--- Data section ---
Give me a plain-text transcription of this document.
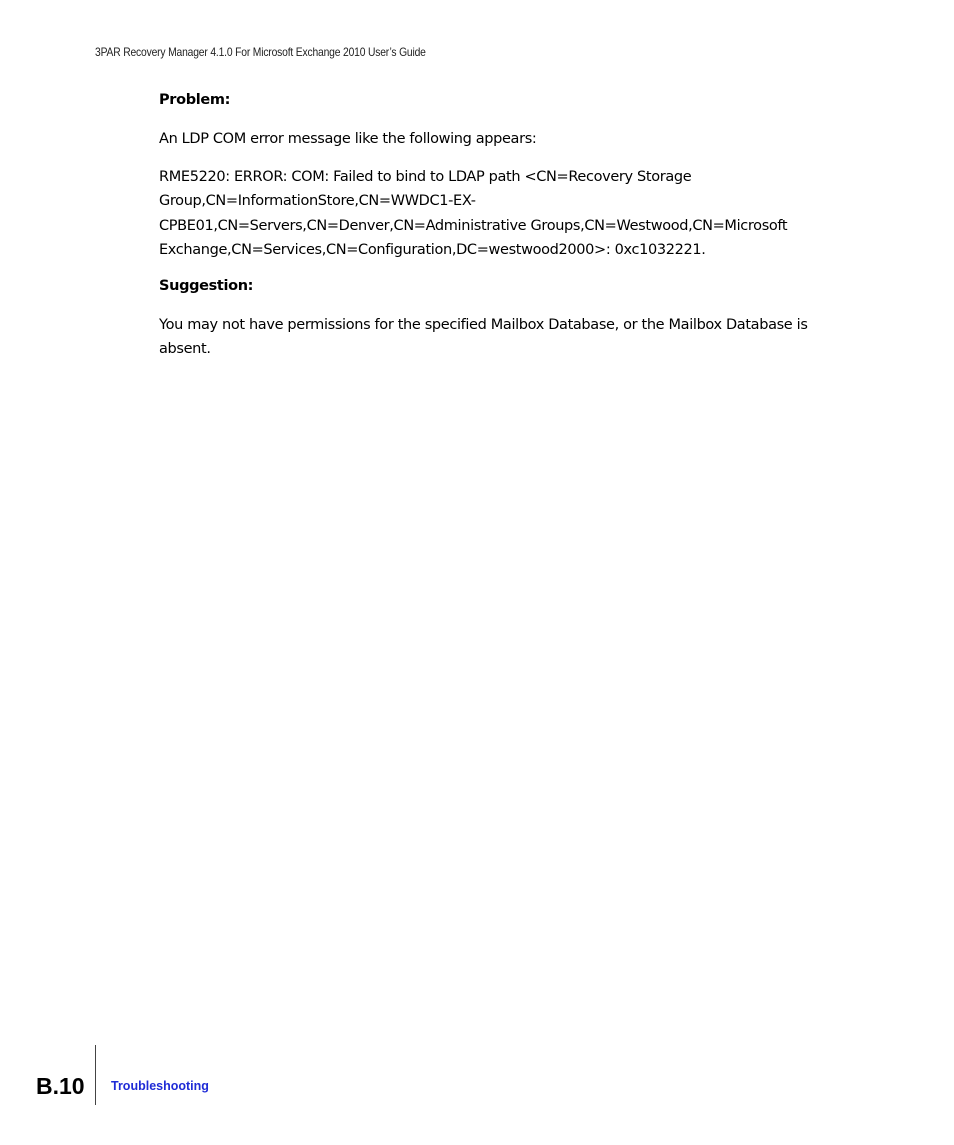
3PAR Recovery Manager 4.1.0 For Microsoft Exchange 2010 User’s Guide
Problem:

An LDP COM error message like the following appears:

RME5220: ERROR: COM: Failed to bind to LDAP path <CN=Recovery Storage
Group,CN=InformationStore,CN=WWDC1-EX-
CPBE01,CN=Servers,CN=Denver,CN=Administrative Groups,CN=Westwood,CN=Microsoft
Exchange,CN=Services,CN=Configuration,DC=westwood2000>: 0xc1032221.
Suggestion:

You may not have permissions for the specified Mailbox Database, or the Mailbox Database is absent.

B.10 Troubleshooting
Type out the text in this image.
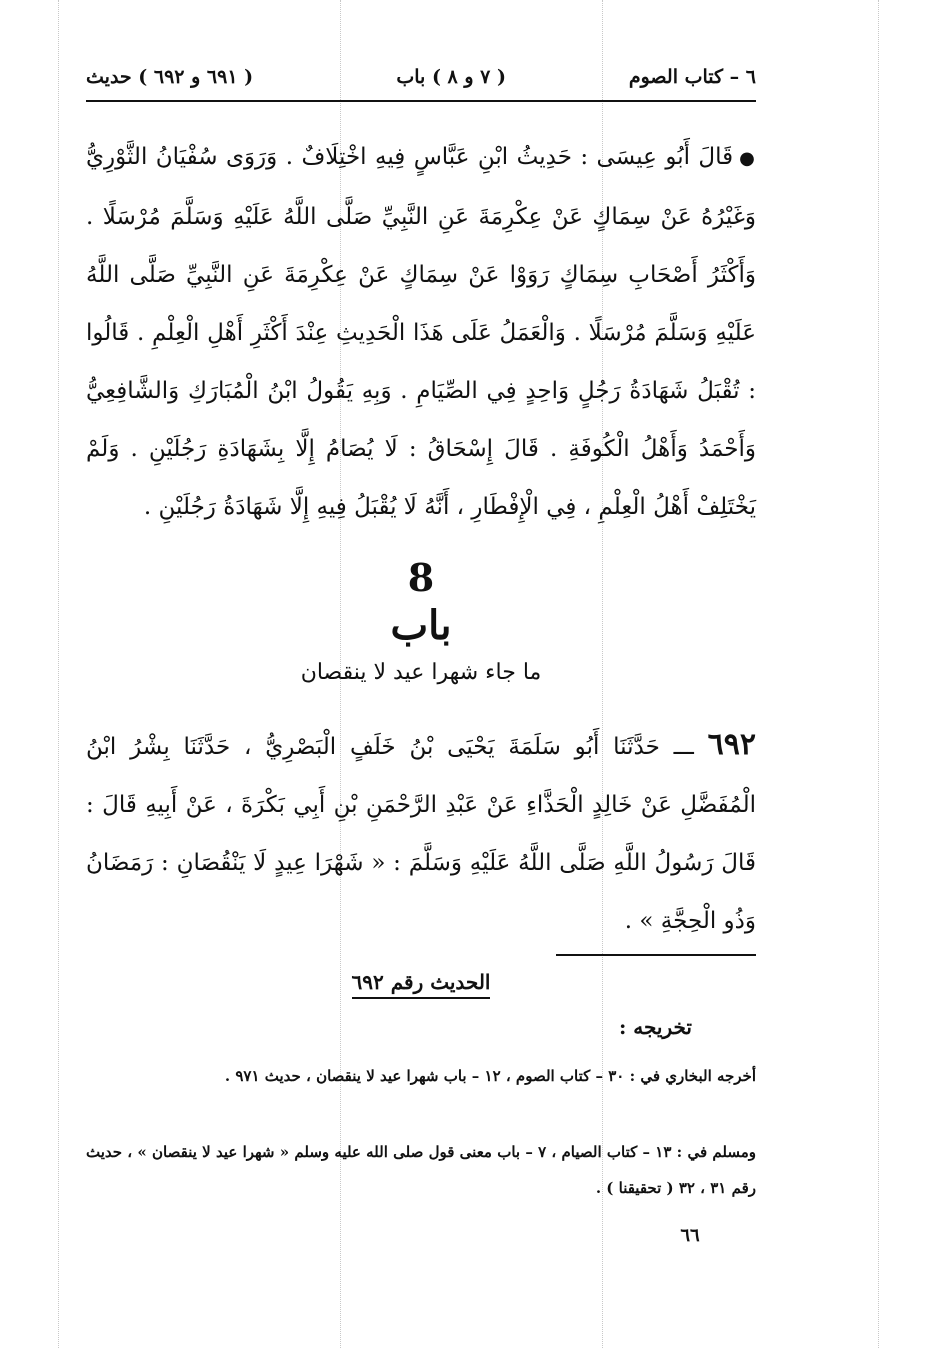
٦ – كتاب الصوم
( ٧ و ٨ ) باب
( ٦٩١ و ٦٩٢ ) حديث
●قَالَ أَبُو عِيسَى : حَدِيثُ ابْنِ عَبَّاسٍ فِيهِ اخْتِلَافٌ . وَرَوَى سُفْيَانُ الثَّوْرِيُّ وَغَيْرُهُ عَنْ سِمَاكٍ عَنْ عِكْرِمَةَ عَنِ النَّبِيِّ صَلَّى اللَّهُ عَلَيْهِ وَسَلَّمَ مُرْسَلًا . وَأَكْثَرُ أَصْحَابِ سِمَاكٍ رَوَوْا عَنْ سِمَاكٍ عَنْ عِكْرِمَةَ عَنِ النَّبِيِّ صَلَّى اللَّهُ عَلَيْهِ وَسَلَّمَ مُرْسَلًا . وَالْعَمَلُ عَلَى هَذَا الْحَدِيثِ عِنْدَ أَكْثَرِ أَهْلِ الْعِلْمِ . قَالُوا : تُقْبَلُ شَهَادَةُ رَجُلٍ وَاحِدٍ فِي الصِّيَامِ . وَبِهِ يَقُولُ ابْنُ الْمُبَارَكِ وَالشَّافِعِيُّ وَأَحْمَدُ وَأَهْلُ الْكُوفَةِ . قَالَ إِسْحَاقُ : لَا يُصَامُ إِلَّا بِشَهَادَةِ رَجُلَيْنِ . وَلَمْ يَخْتَلِفْ أَهْلُ الْعِلْمِ ، فِي الْإِفْطَارِ ، أَنَّهُ لَا يُقْبَلُ فِيهِ إِلَّا شَهَادَةُ رَجُلَيْنِ .
8
باب
ما جاء شهرا عيد لا ينقصان
٦٩٢ ـــ حَدَّثَنَا أَبُو سَلَمَةَ يَحْيَى بْنُ خَلَفٍ الْبَصْرِيُّ ، حَدَّثَنَا بِشْرُ ابْنُ الْمُفَضَّلِ عَنْ خَالِدٍ الْحَذَّاءِ عَنْ عَبْدِ الرَّحْمَنِ بْنِ أَبِي بَكْرَةَ ، عَنْ أَبِيهِ قَالَ : قَالَ رَسُولُ اللَّهِ صَلَّى اللَّهُ عَلَيْهِ وَسَلَّمَ : « شَهْرَا عِيدٍ لَا يَنْقُصَانِ : رَمَضَانُ وَذُو الْحِجَّةِ » .
الحديث رقم ٦٩٢
تخريجه :
أخرجه البخاري في : ٣٠ – كتاب الصوم ، ١٢ – باب شهرا عيد لا ينقصان ، حديث ٩٧١ .
ومسلم في : ١٣ – كتاب الصيام ، ٧ – باب معنى قول صلى الله عليه وسلم « شهرا عيد لا ينقصان » ، حديث رقم ٣١ ، ٣٢ ( تحقيقنا ) .
٦٦
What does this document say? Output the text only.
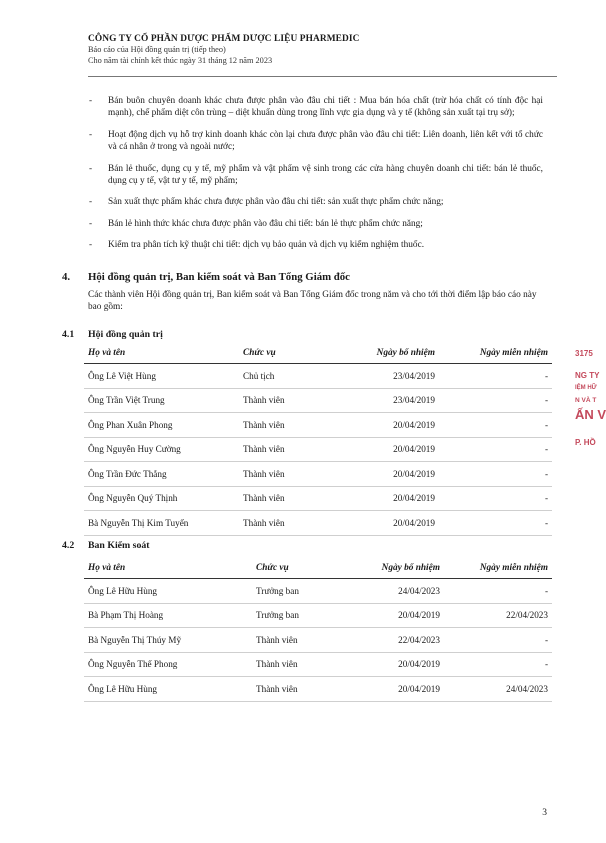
CÔNG TY CỔ PHẦN DƯỢC PHẨM DƯỢC LIỆU PHARMEDIC
Báo cáo của Hội đồng quản trị (tiếp theo)
Cho năm tài chính kết thúc ngày 31 tháng 12 năm 2023
- Bán buôn chuyên doanh khác chưa được phân vào đâu chi tiết : Mua bán hóa chất (trừ hóa chất có tính độc hại mạnh), chế phẩm diệt côn trùng – diệt khuẩn dùng trong lĩnh vực gia dụng và y tế (không sản xuất tại trụ sở);
- Hoạt động dịch vụ hỗ trợ kinh doanh khác còn lại chưa được phân vào đâu chi tiết: Liên doanh, liên kết với tổ chức và cá nhân ở trong và ngoài nước;
- Bán lẻ thuốc, dụng cụ y tế, mỹ phẩm và vật phẩm vệ sinh trong các cửa hàng chuyên doanh chi tiết: bán lẻ thuốc, dụng cụ y tế, vật tư y tế, mỹ phẩm;
- Sản xuất thực phẩm khác chưa được phân vào đâu chi tiết: sản xuất thực phẩm chức năng;
- Bán lẻ hình thức khác chưa được phân vào đâu chi tiết: bán lẻ thực phẩm chức năng;
- Kiểm tra phân tích kỹ thuật chi tiết: dịch vụ bảo quản và dịch vụ kiểm nghiệm thuốc.
4. Hội đồng quản trị, Ban kiểm soát và Ban Tổng Giám đốc
Các thành viên Hội đồng quản trị, Ban kiểm soát và Ban Tổng Giám đốc trong năm và cho tới thời điểm lập báo cáo này bao gồm:
4.1 Hội đồng quản trị
Họ và tên	Chức vụ	Ngày bổ nhiệm	Ngày miễn nhiệm
Ông Lê Việt Hùng	Chủ tịch	23/04/2019	-
Ông Trần Việt Trung	Thành viên	23/04/2019	-
Ông Phan Xuân Phong	Thành viên	20/04/2019	-
Ông Nguyễn Huy Cường	Thành viên	20/04/2019	-
Ông Trần Đức Thắng	Thành viên	20/04/2019	-
Ông Nguyễn Quý Thịnh	Thành viên	20/04/2019	-
Bà Nguyễn Thị Kim Tuyến	Thành viên	20/04/2019	-
4.2 Ban Kiểm soát
Họ và tên	Chức vụ	Ngày bổ nhiệm	Ngày miễn nhiệm
Ông Lê Hữu Hùng	Trưởng ban	24/04/2023	-
Bà Phạm Thị Hoàng	Trưởng ban	20/04/2019	22/04/2023
Bà Nguyễn Thị Thúy Mỹ	Thành viên	22/04/2023	-
Ông Nguyễn Thế Phong	Thành viên	20/04/2019	-
Ông Lê Hữu Hùng	Thành viên	20/04/2019	24/04/2023
3175
NG TY
IỆM HỮ
N VÀ T
ẤN V
P. HỒ
3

--- What the task asks ---
Identify each line in the entries with the word "đồng" and copy it.

--- Exercise response ---
Báo cáo của Hội đồng quản trị (tiếp theo)
4. Hội đồng quản trị, Ban kiểm soát và Ban Tổng Giám đốc
Các thành viên Hội đồng quản trị, Ban kiểm soát và Ban Tổng Giám đốc trong năm và cho tới thời điểm lập báo cáo này bao gồm:
4.1 Hội đồng quản trị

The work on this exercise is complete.